§ Set problem: Pull every line with the word "acess" out of the entries below.

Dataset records
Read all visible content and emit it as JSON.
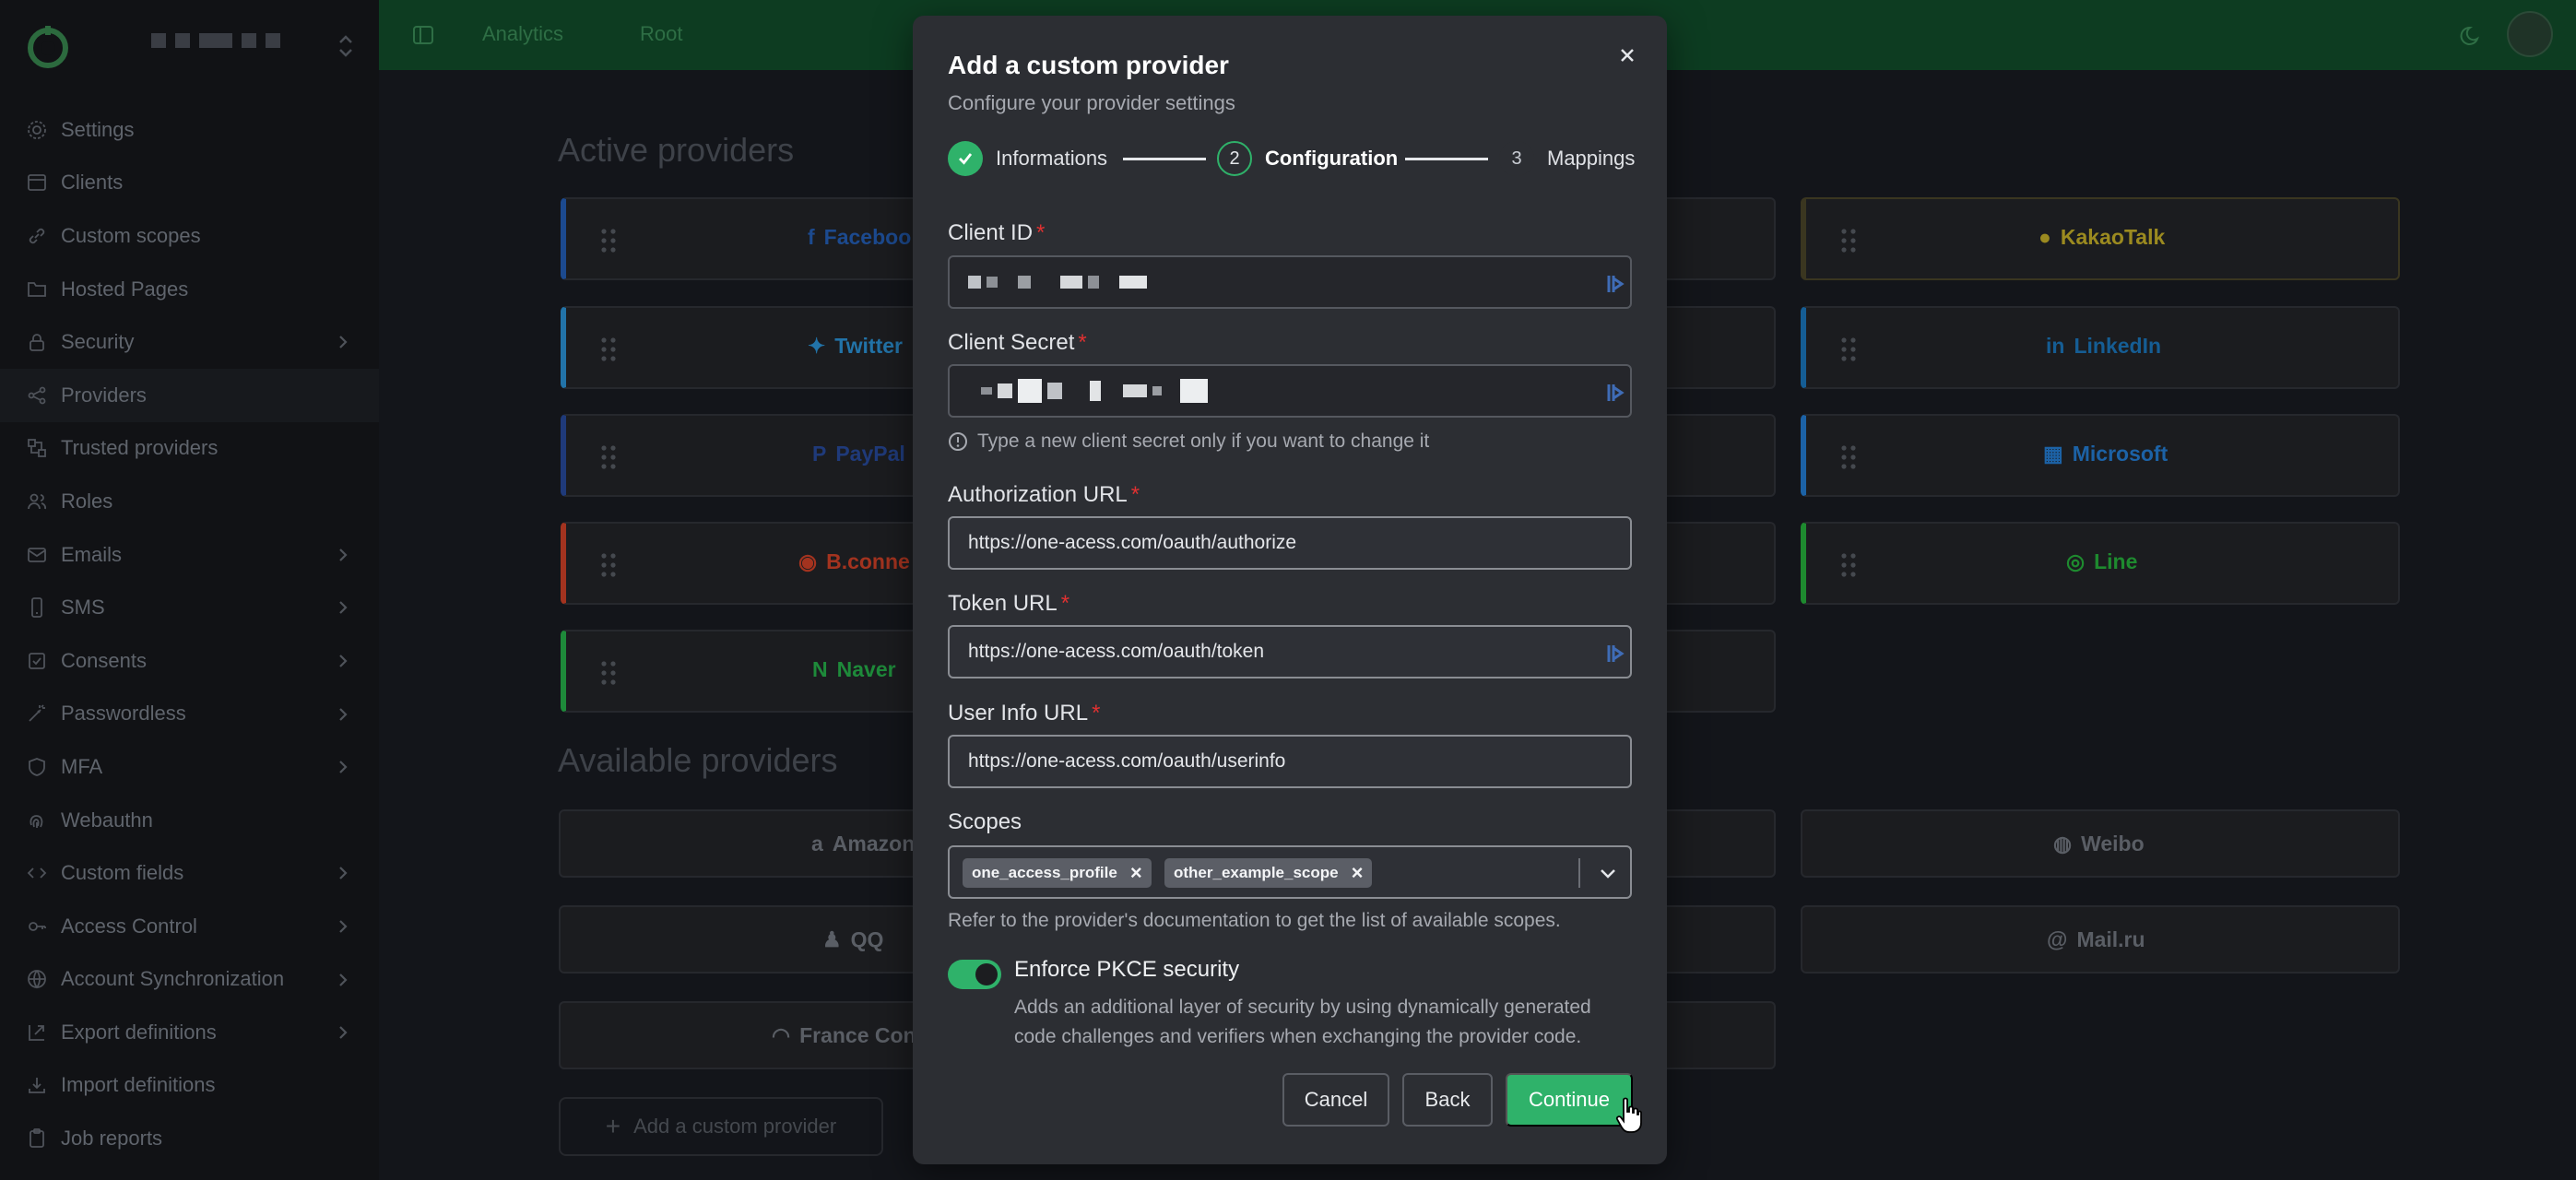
{
  "sidebar": {
    "org_chevron": "chevron-updown-icon",
    "items": [
      {
        "label": "Settings",
        "icon": "gear-icon",
        "chevron": false
      },
      {
        "label": "Clients",
        "icon": "window-icon",
        "chevron": false
      },
      {
        "label": "Custom scopes",
        "icon": "link-icon",
        "chevron": false
      },
      {
        "label": "Hosted Pages",
        "icon": "folder-icon",
        "chevron": false
      },
      {
        "label": "Security",
        "icon": "lock-icon",
        "chevron": true
      },
      {
        "label": "Providers",
        "icon": "share-icon",
        "chevron": false,
        "active": true
      },
      {
        "label": "Trusted providers",
        "icon": "network-icon",
        "chevron": false
      },
      {
        "label": "Roles",
        "icon": "users-icon",
        "chevron": false
      },
      {
        "label": "Emails",
        "icon": "mail-icon",
        "chevron": true
      },
      {
        "label": "SMS",
        "icon": "phone-icon",
        "chevron": true
      },
      {
        "label": "Consents",
        "icon": "checkbox-icon",
        "chevron": true
      },
      {
        "label": "Passwordless",
        "icon": "wand-icon",
        "chevron": true
      },
      {
        "label": "MFA",
        "icon": "shield-icon",
        "chevron": true
      },
      {
        "label": "Webauthn",
        "icon": "fingerprint-icon",
        "chevron": false
      },
      {
        "label": "Custom fields",
        "icon": "code-icon",
        "chevron": true
      },
      {
        "label": "Access Control",
        "icon": "key-icon",
        "chevron": true
      },
      {
        "label": "Account Synchronization",
        "icon": "globe-icon",
        "chevron": true
      },
      {
        "label": "Export definitions",
        "icon": "export-icon",
        "chevron": true
      },
      {
        "label": "Import definitions",
        "icon": "import-icon",
        "chevron": false
      },
      {
        "label": "Job reports",
        "icon": "clipboard-icon",
        "chevron": false
      }
    ]
  },
  "topbar": {
    "crumbs": [
      "Analytics",
      "Root"
    ]
  },
  "main": {
    "active_title": "Active providers",
    "available_title": "Available providers",
    "active_providers": [
      {
        "label": "Faceboo",
        "icon": "facebook-icon",
        "color": "#1c4a8f"
      },
      {
        "label": "KakaoTalk",
        "icon": "chat-bubble-icon",
        "color": "#9b8a20"
      },
      {
        "label": "Twitter",
        "icon": "twitter-icon",
        "color": "#2273a8"
      },
      {
        "label": "LinkedIn",
        "icon": "linkedin-icon",
        "color": "#155d94"
      },
      {
        "label": "PayPal",
        "icon": "paypal-icon",
        "color": "#1f3a7a"
      },
      {
        "label": "Microsoft",
        "icon": "windows-icon",
        "color": "#1c62a6"
      },
      {
        "label": "B.conne",
        "icon": "bconnect-icon",
        "color": "#a3331f"
      },
      {
        "label": "Line",
        "icon": "line-icon",
        "color": "#1e8a2f"
      },
      {
        "label": "Naver",
        "icon": "naver-icon",
        "color": "#1e8a3a"
      }
    ],
    "available_providers": [
      {
        "label": "Amazon",
        "icon": "amazon-icon"
      },
      {
        "label": "Weibo",
        "icon": "weibo-icon"
      },
      {
        "label": "QQ",
        "icon": "qq-icon"
      },
      {
        "label": "Mail.ru",
        "icon": "at-icon"
      },
      {
        "label": "France Conn",
        "icon": "franceconnect-icon"
      }
    ],
    "add_custom_label": "Add a custom provider"
  },
  "modal": {
    "title": "Add a custom provider",
    "subtitle": "Configure your provider settings",
    "steps": [
      {
        "number": "1",
        "label": "Informations",
        "state": "done"
      },
      {
        "number": "2",
        "label": "Configuration",
        "state": "current"
      },
      {
        "number": "3",
        "label": "Mappings",
        "state": "upcoming"
      }
    ],
    "fields": {
      "client_id": {
        "label": "Client ID",
        "required": "*"
      },
      "client_secret": {
        "label": "Client Secret",
        "required": "*",
        "help": "Type a new client secret only if you want to change it"
      },
      "authorization_url": {
        "label": "Authorization URL",
        "required": "*",
        "value": "https://one-acess.com/oauth/authorize"
      },
      "token_url": {
        "label": "Token URL",
        "required": "*",
        "value": "https://one-acess.com/oauth/token"
      },
      "userinfo_url": {
        "label": "User Info URL",
        "required": "*",
        "value": "https://one-acess.com/oauth/userinfo"
      },
      "scopes": {
        "label": "Scopes",
        "values": [
          "one_access_profile",
          "other_example_scope"
        ],
        "help": "Refer to the provider's documentation to get the list of available scopes."
      }
    },
    "pkce": {
      "enabled": true,
      "label": "Enforce PKCE security",
      "description": "Adds an additional layer of security by using dynamically generated code challenges and verifiers when exchanging the provider code."
    },
    "buttons": {
      "cancel": "Cancel",
      "back": "Back",
      "continue": "Continue"
    }
  },
  "colors": {
    "accent": "#2fb26a",
    "topbar": "#0d3c21",
    "danger": "#e03131"
  }
}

§ Output for this task:
        "value": "https://one-acess.com/oauth/authorize"
        "value": "https://one-acess.com/oauth/token"
        "value": "https://one-acess.com/oauth/userinfo"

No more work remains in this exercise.